Your objective: In the lines below, change every "legend-label" to "legend-item" and keep everything else the same.

Extracted entries:

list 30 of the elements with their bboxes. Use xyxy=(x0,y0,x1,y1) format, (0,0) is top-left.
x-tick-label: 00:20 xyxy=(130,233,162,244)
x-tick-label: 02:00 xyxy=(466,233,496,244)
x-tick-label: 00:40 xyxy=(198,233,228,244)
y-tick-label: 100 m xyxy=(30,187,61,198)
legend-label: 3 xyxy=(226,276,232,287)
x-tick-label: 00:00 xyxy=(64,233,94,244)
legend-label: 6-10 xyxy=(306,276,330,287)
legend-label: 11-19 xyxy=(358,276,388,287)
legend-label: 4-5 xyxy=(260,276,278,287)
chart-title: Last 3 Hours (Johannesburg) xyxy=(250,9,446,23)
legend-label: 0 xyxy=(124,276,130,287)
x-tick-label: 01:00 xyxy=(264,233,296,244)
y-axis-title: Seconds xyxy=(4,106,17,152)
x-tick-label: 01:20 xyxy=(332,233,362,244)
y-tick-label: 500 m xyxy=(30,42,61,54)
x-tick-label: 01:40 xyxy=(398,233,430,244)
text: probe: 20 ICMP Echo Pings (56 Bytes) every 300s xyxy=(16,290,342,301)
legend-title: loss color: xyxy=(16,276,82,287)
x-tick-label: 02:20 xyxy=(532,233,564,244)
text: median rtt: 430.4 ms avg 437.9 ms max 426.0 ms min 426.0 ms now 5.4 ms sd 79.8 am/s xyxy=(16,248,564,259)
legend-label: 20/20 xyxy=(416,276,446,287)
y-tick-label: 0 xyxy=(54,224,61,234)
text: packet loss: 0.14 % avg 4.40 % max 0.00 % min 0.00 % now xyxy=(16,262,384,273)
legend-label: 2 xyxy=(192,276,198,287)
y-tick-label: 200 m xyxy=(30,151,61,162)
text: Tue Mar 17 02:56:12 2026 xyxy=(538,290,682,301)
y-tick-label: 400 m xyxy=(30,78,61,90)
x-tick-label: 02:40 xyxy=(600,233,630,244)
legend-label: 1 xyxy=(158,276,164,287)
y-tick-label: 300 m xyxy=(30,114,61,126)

Output for this task:
list 30 of the elements with their bboxes. Use xyxy=(x0,y0,x1,y1) format, (0,0) is top-left.
x-tick-label: 00:20 xyxy=(130,233,162,244)
x-tick-label: 02:00 xyxy=(466,233,496,244)
x-tick-label: 00:40 xyxy=(198,233,228,244)
y-tick-label: 100 m xyxy=(30,187,61,198)
legend-item: 3 xyxy=(226,276,232,287)
x-tick-label: 00:00 xyxy=(64,233,94,244)
legend-item: 6-10 xyxy=(306,276,330,287)
legend-item: 11-19 xyxy=(358,276,388,287)
legend-item: 4-5 xyxy=(260,276,278,287)
chart-title: Last 3 Hours (Johannesburg) xyxy=(250,9,446,23)
legend-item: 0 xyxy=(124,276,130,287)
x-tick-label: 01:00 xyxy=(264,233,296,244)
y-axis-title: Seconds xyxy=(4,106,17,152)
x-tick-label: 01:20 xyxy=(332,233,362,244)
y-tick-label: 500 m xyxy=(30,42,61,54)
x-tick-label: 01:40 xyxy=(398,233,430,244)
text: probe: 20 ICMP Echo Pings (56 Bytes) every 300s xyxy=(16,290,342,301)
legend-title: loss color: xyxy=(16,276,82,287)
x-tick-label: 02:20 xyxy=(532,233,564,244)
text: median rtt: 430.4 ms avg 437.9 ms max 426.0 ms min 426.0 ms now 5.4 ms sd 79.8 am/s xyxy=(16,248,564,259)
legend-item: 20/20 xyxy=(416,276,446,287)
y-tick-label: 0 xyxy=(54,224,61,234)
text: packet loss: 0.14 % avg 4.40 % max 0.00 % min 0.00 % now xyxy=(16,262,384,273)
legend-item: 2 xyxy=(192,276,198,287)
y-tick-label: 200 m xyxy=(30,151,61,162)
text: Tue Mar 17 02:56:12 2026 xyxy=(538,290,682,301)
y-tick-label: 400 m xyxy=(30,78,61,90)
x-tick-label: 02:40 xyxy=(600,233,630,244)
legend-item: 1 xyxy=(158,276,164,287)
y-tick-label: 300 m xyxy=(30,114,61,126)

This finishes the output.